-- What you should do --
Reproduce the listing below precisely, leaving every line intact.

-- Input data --
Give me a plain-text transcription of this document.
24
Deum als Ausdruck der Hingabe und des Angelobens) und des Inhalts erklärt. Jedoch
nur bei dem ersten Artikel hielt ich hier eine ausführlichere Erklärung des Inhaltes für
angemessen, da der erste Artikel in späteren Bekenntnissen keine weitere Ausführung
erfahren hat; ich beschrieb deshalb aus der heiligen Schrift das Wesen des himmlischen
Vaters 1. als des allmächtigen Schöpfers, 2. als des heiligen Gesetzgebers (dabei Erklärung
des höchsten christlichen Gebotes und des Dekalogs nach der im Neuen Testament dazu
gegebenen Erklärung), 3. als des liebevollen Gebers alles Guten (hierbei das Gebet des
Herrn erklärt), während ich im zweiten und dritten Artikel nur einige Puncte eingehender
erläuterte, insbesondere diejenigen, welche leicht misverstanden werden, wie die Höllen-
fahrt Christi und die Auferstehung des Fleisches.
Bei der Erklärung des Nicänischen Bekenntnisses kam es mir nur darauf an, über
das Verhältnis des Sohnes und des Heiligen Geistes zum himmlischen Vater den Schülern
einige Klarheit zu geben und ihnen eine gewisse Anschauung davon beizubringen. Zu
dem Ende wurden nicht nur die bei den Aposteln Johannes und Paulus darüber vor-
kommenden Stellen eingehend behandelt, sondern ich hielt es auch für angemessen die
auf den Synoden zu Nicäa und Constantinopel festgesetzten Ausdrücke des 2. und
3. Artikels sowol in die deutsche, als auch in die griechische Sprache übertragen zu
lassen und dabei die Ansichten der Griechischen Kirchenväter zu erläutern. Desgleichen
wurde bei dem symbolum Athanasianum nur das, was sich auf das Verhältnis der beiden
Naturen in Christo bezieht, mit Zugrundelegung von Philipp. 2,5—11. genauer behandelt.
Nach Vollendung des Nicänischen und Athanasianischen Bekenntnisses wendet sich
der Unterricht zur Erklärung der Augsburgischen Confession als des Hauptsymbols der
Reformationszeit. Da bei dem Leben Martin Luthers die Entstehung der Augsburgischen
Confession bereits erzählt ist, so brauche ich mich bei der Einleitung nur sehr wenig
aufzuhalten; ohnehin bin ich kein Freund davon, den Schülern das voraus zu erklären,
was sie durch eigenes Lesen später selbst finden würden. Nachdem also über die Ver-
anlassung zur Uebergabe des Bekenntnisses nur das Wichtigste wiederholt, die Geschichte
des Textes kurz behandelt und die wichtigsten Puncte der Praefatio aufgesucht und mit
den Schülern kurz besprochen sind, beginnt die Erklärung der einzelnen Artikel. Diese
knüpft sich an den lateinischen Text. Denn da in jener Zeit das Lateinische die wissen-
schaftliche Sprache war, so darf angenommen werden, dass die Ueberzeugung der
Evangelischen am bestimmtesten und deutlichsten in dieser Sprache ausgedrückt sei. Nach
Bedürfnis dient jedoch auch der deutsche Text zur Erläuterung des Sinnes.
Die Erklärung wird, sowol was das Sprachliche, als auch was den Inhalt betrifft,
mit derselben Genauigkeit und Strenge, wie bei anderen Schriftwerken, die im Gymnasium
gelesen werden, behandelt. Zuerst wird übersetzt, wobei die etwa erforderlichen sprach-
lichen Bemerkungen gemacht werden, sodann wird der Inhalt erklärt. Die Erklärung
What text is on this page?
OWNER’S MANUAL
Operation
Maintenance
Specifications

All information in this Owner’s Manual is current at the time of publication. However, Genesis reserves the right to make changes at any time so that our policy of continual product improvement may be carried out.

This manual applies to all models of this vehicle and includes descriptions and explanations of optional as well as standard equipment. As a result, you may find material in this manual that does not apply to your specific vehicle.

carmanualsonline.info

-- Exercise result --
Give me a plain-text transcription of this document.
24
Deum als Ausdruck der Hingabe und des Angelobens) und des Inhalts erklärt. Jedoch
nur bei dem ersten Artikel hielt ich hier eine ausführlichere Erklärung des Inhaltes für
angemessen, da der erste Artikel in späteren Bekenntnissen keine weitere Ausführung
erfahren hat; ich beschrieb deshalb aus der heiligen Schrift das Wesen des himmlischen
Vaters 1. als des allmächtigen Schöpfers, 2. als des heiligen Gesetzgebers (dabei Erklärung
des höchsten christlichen Gebotes und des Dekalogs nach der im Neuen Testament dazu
gegebenen Erklärung), 3. als des liebevollen Gebers alles Guten (hierbei das Gebet des
Herrn erklärt), während ich im zweiten und dritten Artikel nur einige Puncte eingehender
erläuterte, insbesondere diejenigen, welche leicht misverstanden werden, wie die Höllen-
fahrt Christi und die Auferstehung des Fleisches.
Bei der Erklärung des Nicänischen Bekenntnisses kam es mir nur darauf an, über
das Verhältnis des Sohnes und des Heiligen Geistes zum himmlischen Vater den Schülern
einige Klarheit zu geben und ihnen eine gewisse Anschauung davon beizubringen. Zu
dem Ende wurden nicht nur die bei den Aposteln Johannes und Paulus darüber vor-
kommenden Stellen eingehend behandelt, sondern ich hielt es auch für angemessen die
auf den Synoden zu Nicäa und Constantinopel festgesetzten Ausdrücke des 2. und
3. Artikels sowol in die deutsche, als auch in die griechische Sprache übertragen zu
lassen und dabei die Ansichten der Griechischen Kirchenväter zu erläutern. Desgleichen
wurde bei dem symbolum Athanasianum nur das, was sich auf das Verhältnis der beiden
Naturen in Christo bezieht, mit Zugrundelegung von Philipp. 2,5—11. genauer behandelt.
Nach Vollendung des Nicänischen und Athanasianischen Bekenntnisses wendet sich
der Unterricht zur Erklärung der Augsburgischen Confession als des Hauptsymbols der
Reformationszeit. Da bei dem Leben Martin Luthers die Entstehung der Augsburgischen
Confession bereits erzählt ist, so brauche ich mich bei der Einleitung nur sehr wenig
aufzuhalten; ohnehin bin ich kein Freund davon, den Schülern das voraus zu erklären,
was sie durch eigenes Lesen später selbst finden würden. Nachdem also über die Ver-
anlassung zur Uebergabe des Bekenntnisses nur das Wichtigste wiederholt, die Geschichte
des Textes kurz behandelt und die wichtigsten Puncte der Praefatio aufgesucht und mit
den Schülern kurz besprochen sind, beginnt die Erklärung der einzelnen Artikel. Diese
knüpft sich an den lateinischen Text. Denn da in jener Zeit das Lateinische die wissen-
schaftliche Sprache war, so darf angenommen werden, dass die Ueberzeugung der
Evangelischen am bestimmtesten und deutlichsten in dieser Sprache ausgedrückt sei. Nach
Bedürfnis dient jedoch auch der deutsche Text zur Erläuterung des Sinnes.
Die Erklärung wird, sowol was das Sprachliche, als auch was den Inhalt betrifft,
mit derselben Genauigkeit und Strenge, wie bei anderen Schriftwerken, die im Gymnasium
gelesen werden, behandelt. Zuerst wird übersetzt, wobei die etwa erforderlichen sprach-
lichen Bemerkungen gemacht werden, sodann wird der Inhalt erklärt. Die Erklärung
What text is on this page?
OWNER’S MANUAL
Operation
Maintenance
Specifications

All information in this Owner’s Manual is current at the time of publication. However, Genesis reserves the right to make changes at any time so that our policy of continual product improvement may be carried out.

This manual applies to all models of this vehicle and includes descriptions and explanations of optional as well as standard equipment. As a result, you may find material in this manual that does not apply to your specific vehicle.

carmanualsonline.info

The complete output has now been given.